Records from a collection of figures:
::::::::::

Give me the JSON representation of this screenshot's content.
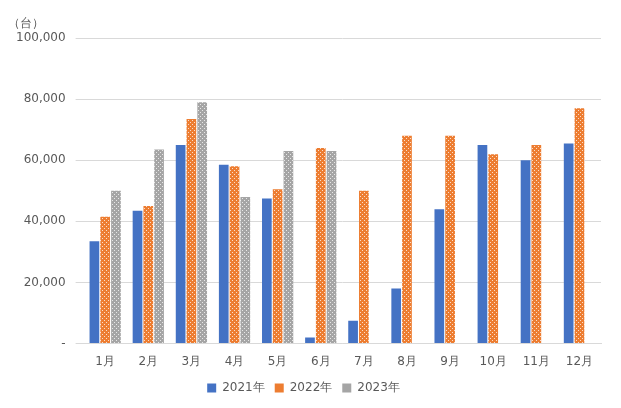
{
  "chart_data": {
    "type": "bar",
    "ylabel": "（台）",
    "categories": [
      "1月",
      "2月",
      "3月",
      "4月",
      "5月",
      "6月",
      "7月",
      "8月",
      "9月",
      "10月",
      "11月",
      "12月"
    ],
    "series": [
      {
        "name": "2021年",
        "color": "#4472c4",
        "values": [
          33500,
          43500,
          65000,
          58500,
          47500,
          2000,
          7500,
          18000,
          44000,
          65000,
          60000,
          65500
        ]
      },
      {
        "name": "2022年",
        "color": "#ed7d31",
        "values": [
          41500,
          45000,
          73500,
          58000,
          50500,
          64000,
          50000,
          68000,
          68000,
          62000,
          65000,
          77000
        ]
      },
      {
        "name": "2023年",
        "color": "#a5a5a5",
        "values": [
          50000,
          63500,
          79000,
          48000,
          63000,
          63000,
          null,
          null,
          null,
          null,
          null,
          null
        ]
      }
    ],
    "ylim": [
      0,
      100000
    ],
    "yticks": [
      {
        "value": 0,
        "label": "-"
      },
      {
        "value": 20000,
        "label": "20,000"
      },
      {
        "value": 40000,
        "label": "40,000"
      },
      {
        "value": 60000,
        "label": "60,000"
      },
      {
        "value": 80000,
        "label": "80,000"
      },
      {
        "value": 100000,
        "label": "100,000"
      }
    ],
    "grid": true,
    "legend": "bottom"
  }
}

::::::::::

→ What you need to do:
Look over the listing. Pull out every line with the string "color" in it.

→ Reply to the task:
        "color": "#4472c4",
        "color": "#ed7d31",
        "color": "#a5a5a5",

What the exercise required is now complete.